## Material provided:
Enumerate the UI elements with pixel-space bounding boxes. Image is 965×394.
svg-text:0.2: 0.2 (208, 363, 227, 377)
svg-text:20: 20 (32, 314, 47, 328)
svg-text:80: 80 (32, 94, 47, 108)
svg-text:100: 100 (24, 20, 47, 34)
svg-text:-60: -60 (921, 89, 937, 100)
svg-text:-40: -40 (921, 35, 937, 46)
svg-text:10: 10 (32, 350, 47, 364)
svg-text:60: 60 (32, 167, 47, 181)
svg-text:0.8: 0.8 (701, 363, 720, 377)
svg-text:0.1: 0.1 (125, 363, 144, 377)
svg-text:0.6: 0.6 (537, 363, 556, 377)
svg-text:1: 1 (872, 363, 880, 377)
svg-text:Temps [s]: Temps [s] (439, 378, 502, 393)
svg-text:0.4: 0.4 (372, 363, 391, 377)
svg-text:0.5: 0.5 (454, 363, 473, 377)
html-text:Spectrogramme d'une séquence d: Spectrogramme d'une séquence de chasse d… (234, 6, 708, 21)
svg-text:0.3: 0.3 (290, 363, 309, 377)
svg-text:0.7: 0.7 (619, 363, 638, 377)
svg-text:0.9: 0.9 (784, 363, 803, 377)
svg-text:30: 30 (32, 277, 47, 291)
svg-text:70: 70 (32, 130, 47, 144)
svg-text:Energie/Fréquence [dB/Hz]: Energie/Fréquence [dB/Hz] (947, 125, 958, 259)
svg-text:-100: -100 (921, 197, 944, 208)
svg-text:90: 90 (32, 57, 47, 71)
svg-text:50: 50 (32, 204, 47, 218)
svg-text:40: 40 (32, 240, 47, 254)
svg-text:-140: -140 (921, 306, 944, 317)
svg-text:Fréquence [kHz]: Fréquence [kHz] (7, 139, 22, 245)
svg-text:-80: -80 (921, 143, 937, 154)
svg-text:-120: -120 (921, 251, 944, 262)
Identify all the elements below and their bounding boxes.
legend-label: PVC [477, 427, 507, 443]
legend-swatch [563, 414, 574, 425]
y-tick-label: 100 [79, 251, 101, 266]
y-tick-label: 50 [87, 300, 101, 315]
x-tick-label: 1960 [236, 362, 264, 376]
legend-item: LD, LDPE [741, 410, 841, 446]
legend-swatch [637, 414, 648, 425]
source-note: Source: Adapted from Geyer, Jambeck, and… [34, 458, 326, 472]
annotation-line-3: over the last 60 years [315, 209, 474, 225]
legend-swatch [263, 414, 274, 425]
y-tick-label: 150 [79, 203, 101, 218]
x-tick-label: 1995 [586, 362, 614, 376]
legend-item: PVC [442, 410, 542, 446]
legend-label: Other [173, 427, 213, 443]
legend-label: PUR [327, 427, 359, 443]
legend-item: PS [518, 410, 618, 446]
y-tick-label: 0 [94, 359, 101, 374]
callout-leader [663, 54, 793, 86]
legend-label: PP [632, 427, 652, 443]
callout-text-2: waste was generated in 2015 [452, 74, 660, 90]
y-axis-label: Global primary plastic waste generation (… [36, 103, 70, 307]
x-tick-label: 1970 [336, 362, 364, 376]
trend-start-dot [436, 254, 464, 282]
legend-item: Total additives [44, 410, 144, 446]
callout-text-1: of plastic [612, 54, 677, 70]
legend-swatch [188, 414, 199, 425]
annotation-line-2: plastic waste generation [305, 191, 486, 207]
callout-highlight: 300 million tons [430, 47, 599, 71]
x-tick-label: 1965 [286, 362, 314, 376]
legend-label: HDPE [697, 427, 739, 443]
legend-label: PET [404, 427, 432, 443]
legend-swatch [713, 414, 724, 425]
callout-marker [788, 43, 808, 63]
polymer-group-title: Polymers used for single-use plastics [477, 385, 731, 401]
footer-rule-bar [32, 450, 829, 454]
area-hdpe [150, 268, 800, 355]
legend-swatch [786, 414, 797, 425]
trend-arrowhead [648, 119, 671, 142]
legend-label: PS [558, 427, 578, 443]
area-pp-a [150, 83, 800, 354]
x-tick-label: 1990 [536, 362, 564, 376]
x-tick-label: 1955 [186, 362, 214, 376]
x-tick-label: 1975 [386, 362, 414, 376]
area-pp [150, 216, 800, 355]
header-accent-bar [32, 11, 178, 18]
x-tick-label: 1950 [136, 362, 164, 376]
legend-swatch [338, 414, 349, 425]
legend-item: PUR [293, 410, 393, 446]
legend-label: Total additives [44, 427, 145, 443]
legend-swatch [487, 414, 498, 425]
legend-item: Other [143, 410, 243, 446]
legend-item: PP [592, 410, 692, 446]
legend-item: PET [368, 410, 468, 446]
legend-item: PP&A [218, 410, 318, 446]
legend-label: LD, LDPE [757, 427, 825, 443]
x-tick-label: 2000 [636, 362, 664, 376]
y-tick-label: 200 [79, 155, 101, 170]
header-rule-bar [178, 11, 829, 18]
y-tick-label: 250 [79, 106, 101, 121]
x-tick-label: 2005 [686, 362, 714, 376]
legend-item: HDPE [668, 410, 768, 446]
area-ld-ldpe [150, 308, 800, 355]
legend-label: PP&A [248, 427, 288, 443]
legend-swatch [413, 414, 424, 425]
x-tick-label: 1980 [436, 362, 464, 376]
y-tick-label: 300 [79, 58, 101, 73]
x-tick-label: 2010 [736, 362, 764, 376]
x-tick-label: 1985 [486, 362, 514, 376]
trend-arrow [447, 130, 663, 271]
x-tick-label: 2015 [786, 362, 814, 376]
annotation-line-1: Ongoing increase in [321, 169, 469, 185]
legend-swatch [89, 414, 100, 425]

## Requirement:
Recast every line of the entries above as one numbered list, omitting blank lines.

## Solution for this task:
1. Enumerate the UI elements with pixel-space bounding boxes. Image is 965×394.
2. svg-text:0.2: 0.2 (208, 363, 227, 377)
3. svg-text:20: 20 (32, 314, 47, 328)
4. svg-text:80: 80 (32, 94, 47, 108)
5. svg-text:100: 100 (24, 20, 47, 34)
6. svg-text:-60: -60 (921, 89, 937, 100)
7. svg-text:-40: -40 (921, 35, 937, 46)
8. svg-text:10: 10 (32, 350, 47, 364)
9. svg-text:60: 60 (32, 167, 47, 181)
10. svg-text:0.8: 0.8 (701, 363, 720, 377)
11. svg-text:0.1: 0.1 (125, 363, 144, 377)
12. svg-text:0.6: 0.6 (537, 363, 556, 377)
13. svg-text:1: 1 (872, 363, 880, 377)
14. svg-text:Temps [s]: Temps [s] (439, 378, 502, 393)
15. svg-text:0.4: 0.4 (372, 363, 391, 377)
16. svg-text:0.5: 0.5 (454, 363, 473, 377)
17. html-text:Spectrogramme d'une séquence d: Spectrogramme d'une séquence de chasse d… (234, 6, 708, 21)
18. svg-text:0.3: 0.3 (290, 363, 309, 377)
19. svg-text:0.7: 0.7 (619, 363, 638, 377)
20. svg-text:0.9: 0.9 (784, 363, 803, 377)
21. svg-text:30: 30 (32, 277, 47, 291)
22. svg-text:70: 70 (32, 130, 47, 144)
23. svg-text:Energie/Fréquence [dB/Hz]: Energie/Fréquence [dB/Hz] (947, 125, 958, 259)
24. svg-text:-100: -100 (921, 197, 944, 208)
25. svg-text:90: 90 (32, 57, 47, 71)
26. svg-text:50: 50 (32, 204, 47, 218)
27. svg-text:40: 40 (32, 240, 47, 254)
28. svg-text:-140: -140 (921, 306, 944, 317)
29. svg-text:Fréquence [kHz]: Fréquence [kHz] (7, 139, 22, 245)
30. svg-text:-80: -80 (921, 143, 937, 154)
31. svg-text:-120: -120 (921, 251, 944, 262)
32. Identify all the elements below and their bounding boxes.
33. legend-label: PVC [477, 427, 507, 443]
34. legend-swatch [563, 414, 574, 425]
35. y-tick-label: 100 [79, 251, 101, 266]
36. y-tick-label: 50 [87, 300, 101, 315]
37. x-tick-label: 1960 [236, 362, 264, 376]
38. legend-item: LD, LDPE [741, 410, 841, 446]
39. legend-swatch [637, 414, 648, 425]
40. source-note: Source: Adapted from Geyer, Jambeck, and… [34, 458, 326, 472]
41. annotation-line-3: over the last 60 years [315, 209, 474, 225]
42. legend-swatch [263, 414, 274, 425]
43. y-tick-label: 150 [79, 203, 101, 218]
44. x-tick-label: 1995 [586, 362, 614, 376]
45. legend-item: PVC [442, 410, 542, 446]
46. legend-label: Other [173, 427, 213, 443]
47. legend-label: PUR [327, 427, 359, 443]
48. legend-item: PS [518, 410, 618, 446]
49. y-tick-label: 0 [94, 359, 101, 374]
50. callout-leader [663, 54, 793, 86]
51. legend-label: PP [632, 427, 652, 443]
52. callout-text-2: waste was generated in 2015 [452, 74, 660, 90]
53. y-axis-label: Global primary plastic waste generation (… [36, 103, 70, 307]
54. x-tick-label: 1970 [336, 362, 364, 376]
55. trend-start-dot [436, 254, 464, 282]
56. legend-item: Total additives [44, 410, 144, 446]
57. callout-text-1: of plastic [612, 54, 677, 70]
58. legend-swatch [188, 414, 199, 425]
59. annotation-line-2: plastic waste generation [305, 191, 486, 207]
60. callout-highlight: 300 million tons [430, 47, 599, 71]
61. x-tick-label: 1965 [286, 362, 314, 376]
62. legend-label: HDPE [697, 427, 739, 443]
63. legend-label: PET [404, 427, 432, 443]
64. legend-swatch [713, 414, 724, 425]
65. callout-marker [788, 43, 808, 63]
66. polymer-group-title: Polymers used for single-use plastics [477, 385, 731, 401]
67. footer-rule-bar [32, 450, 829, 454]
68. area-hdpe [150, 268, 800, 355]
69. legend-swatch [786, 414, 797, 425]
70. trend-arrowhead [648, 119, 671, 142]
71. legend-label: PS [558, 427, 578, 443]
72. area-pp-a [150, 83, 800, 354]
73. x-tick-label: 1990 [536, 362, 564, 376]
74. x-tick-label: 1955 [186, 362, 214, 376]
75. x-tick-label: 1975 [386, 362, 414, 376]
76. area-pp [150, 216, 800, 355]
77. header-accent-bar [32, 11, 178, 18]
78. x-tick-label: 1950 [136, 362, 164, 376]
79. legend-swatch [338, 414, 349, 425]
80. legend-item: PUR [293, 410, 393, 446]
81. legend-label: Total additives [44, 427, 145, 443]
82. legend-swatch [487, 414, 498, 425]
83. legend-item: Other [143, 410, 243, 446]
84. legend-item: PP [592, 410, 692, 446]
85. legend-item: PET [368, 410, 468, 446]
86. legend-item: PP&A [218, 410, 318, 446]
87. legend-label: LD, LDPE [757, 427, 825, 443]
88. x-tick-label: 2000 [636, 362, 664, 376]
89. y-tick-label: 200 [79, 155, 101, 170]
90. header-rule-bar [178, 11, 829, 18]
91. y-tick-label: 250 [79, 106, 101, 121]
92. x-tick-label: 2005 [686, 362, 714, 376]
93. legend-item: HDPE [668, 410, 768, 446]
94. area-ld-ldpe [150, 308, 800, 355]
95. legend-label: PP&A [248, 427, 288, 443]
96. legend-swatch [413, 414, 424, 425]
97. x-tick-label: 1980 [436, 362, 464, 376]
98. y-tick-label: 300 [79, 58, 101, 73]
99. x-tick-label: 2010 [736, 362, 764, 376]
100. x-tick-label: 1985 [486, 362, 514, 376]
101. trend-arrow [447, 130, 663, 271]
102. x-tick-label: 2015 [786, 362, 814, 376]
103. annotation-line-1: Ongoing increase in [321, 169, 469, 185]
104. legend-swatch [89, 414, 100, 425]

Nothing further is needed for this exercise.